#### MATERIAL PROVIDED ####

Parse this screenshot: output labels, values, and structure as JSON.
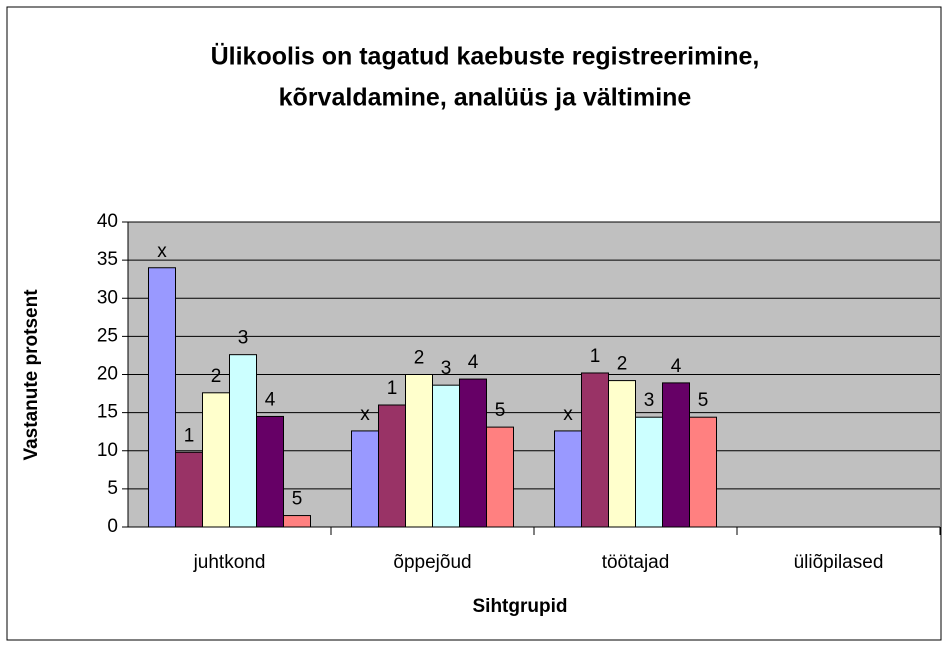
{
  "chart_data": {
    "type": "bar",
    "title": [
      "Ülikoolis on tagatud kaebuste registreerimine,",
      "kõrvaldamine, analüüs ja vältimine"
    ],
    "x_label": "Sihtgrupid",
    "y_label": "Vastanute protsent",
    "categories": [
      "juhtkond",
      "õppejõud",
      "töötajad",
      "üliõpilased"
    ],
    "series": [
      {
        "name": "x",
        "color": "#9999ff",
        "values": [
          34,
          12.6,
          12.6,
          null
        ],
        "value_labels": [
          "x",
          "x",
          "x",
          null
        ]
      },
      {
        "name": "1",
        "color": "#993366",
        "values": [
          9.8,
          16,
          20.2,
          null
        ],
        "value_labels": [
          "1",
          "1",
          "1",
          null
        ]
      },
      {
        "name": "2",
        "color": "#ffffcc",
        "values": [
          17.6,
          20,
          19.2,
          null
        ],
        "value_labels": [
          "2",
          "2",
          "2",
          null
        ]
      },
      {
        "name": "3",
        "color": "#ccffff",
        "values": [
          22.6,
          18.6,
          14.4,
          null
        ],
        "value_labels": [
          "3",
          "3",
          "3",
          null
        ]
      },
      {
        "name": "4",
        "color": "#660066",
        "values": [
          14.5,
          19.4,
          18.9,
          null
        ],
        "value_labels": [
          "4",
          "4",
          "4",
          null
        ]
      },
      {
        "name": "5",
        "color": "#ff8080",
        "values": [
          1.5,
          13.1,
          14.4,
          null
        ],
        "value_labels": [
          "5",
          "5",
          "5",
          null
        ]
      }
    ],
    "ylim": [
      0,
      40
    ],
    "yticks": [
      0,
      5,
      10,
      15,
      20,
      25,
      30,
      35,
      40
    ],
    "grid": true,
    "plot_background": "#c0c0c0"
  }
}
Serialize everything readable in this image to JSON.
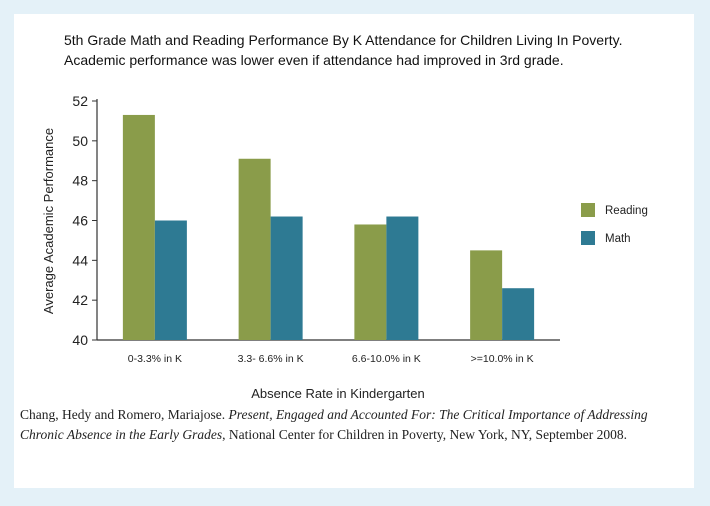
{
  "chart_data": {
    "type": "bar",
    "title": "5th Grade Math and Reading Performance By K Attendance for Children Living In Poverty.",
    "subtitle": "Academic performance was lower even if attendance had improved in 3rd grade.",
    "xlabel": "Absence Rate in Kindergarten",
    "ylabel": "Average Academic Performance",
    "ylim": [
      40,
      52
    ],
    "yticks": [
      40,
      42,
      44,
      46,
      48,
      50,
      52
    ],
    "categories": [
      "0-3.3% in K",
      "3.3- 6.6% in K",
      "6.6-10.0% in K",
      ">=10.0% in K"
    ],
    "series": [
      {
        "name": "Reading",
        "color": "#8a9c4a",
        "values": [
          51.3,
          49.1,
          45.8,
          44.5
        ]
      },
      {
        "name": "Math",
        "color": "#2e7a93",
        "values": [
          46.0,
          46.2,
          46.2,
          42.6
        ]
      }
    ],
    "legend": "right",
    "grid": false
  },
  "citation": {
    "authors": "Chang, Hedy and Romero, Mariajose.",
    "work_title": "Present, Engaged and Accounted For: The Critical Importance of Addressing Chronic Absence in the Early Grades",
    "publisher": ", National Center for Children in Poverty, New York, NY, September 2008."
  }
}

####

EXERCISE PROMPT
Leave the pictures out and reproduce each record exactly as written.

EXERCISE RESULT
Parse this screenshot: output labels, values, and structure as JSON.
{
  "chart_data": {
    "type": "bar",
    "title": [
      "Ülikoolis on tagatud kaebuste registreerimine,",
      "kõrvaldamine, analüüs ja vältimine"
    ],
    "x_label": "Sihtgrupid",
    "y_label": "Vastanute protsent",
    "categories": [
      "juhtkond",
      "õppejõud",
      "töötajad",
      "üliõpilased"
    ],
    "series": [
      {
        "name": "x",
        "color": "#9999ff",
        "values": [
          34,
          12.6,
          12.6,
          null
        ],
        "value_labels": [
          "x",
          "x",
          "x",
          null
        ]
      },
      {
        "name": "1",
        "color": "#993366",
        "values": [
          9.8,
          16,
          20.2,
          null
        ],
        "value_labels": [
          "1",
          "1",
          "1",
          null
        ]
      },
      {
        "name": "2",
        "color": "#ffffcc",
        "values": [
          17.6,
          20,
          19.2,
          null
        ],
        "value_labels": [
          "2",
          "2",
          "2",
          null
        ]
      },
      {
        "name": "3",
        "color": "#ccffff",
        "values": [
          22.6,
          18.6,
          14.4,
          null
        ],
        "value_labels": [
          "3",
          "3",
          "3",
          null
        ]
      },
      {
        "name": "4",
        "color": "#660066",
        "values": [
          14.5,
          19.4,
          18.9,
          null
        ],
        "value_labels": [
          "4",
          "4",
          "4",
          null
        ]
      },
      {
        "name": "5",
        "color": "#ff8080",
        "values": [
          1.5,
          13.1,
          14.4,
          null
        ],
        "value_labels": [
          "5",
          "5",
          "5",
          null
        ]
      }
    ],
    "ylim": [
      0,
      40
    ],
    "yticks": [
      0,
      5,
      10,
      15,
      20,
      25,
      30,
      35,
      40
    ],
    "grid": true,
    "plot_background": "#c0c0c0"
  }
}
Serialize everything readable in this image to JSON.
{
  "chart_data": {
    "type": "bar",
    "title": "5th Grade Math and Reading Performance By K Attendance for Children Living In Poverty.",
    "subtitle": "Academic performance was lower even if attendance had improved in 3rd grade.",
    "xlabel": "Absence Rate in Kindergarten",
    "ylabel": "Average Academic Performance",
    "ylim": [
      40,
      52
    ],
    "yticks": [
      40,
      42,
      44,
      46,
      48,
      50,
      52
    ],
    "categories": [
      "0-3.3% in K",
      "3.3- 6.6% in K",
      "6.6-10.0% in K",
      ">=10.0% in K"
    ],
    "series": [
      {
        "name": "Reading",
        "color": "#8a9c4a",
        "values": [
          51.3,
          49.1,
          45.8,
          44.5
        ]
      },
      {
        "name": "Math",
        "color": "#2e7a93",
        "values": [
          46.0,
          46.2,
          46.2,
          42.6
        ]
      }
    ],
    "legend": "right",
    "grid": false
  },
  "citation": {
    "authors": "Chang, Hedy and Romero, Mariajose.",
    "work_title": "Present, Engaged and Accounted For: The Critical Importance of Addressing Chronic Absence in the Early Grades",
    "publisher": ", National Center for Children in Poverty, New York, NY, September 2008."
  }
}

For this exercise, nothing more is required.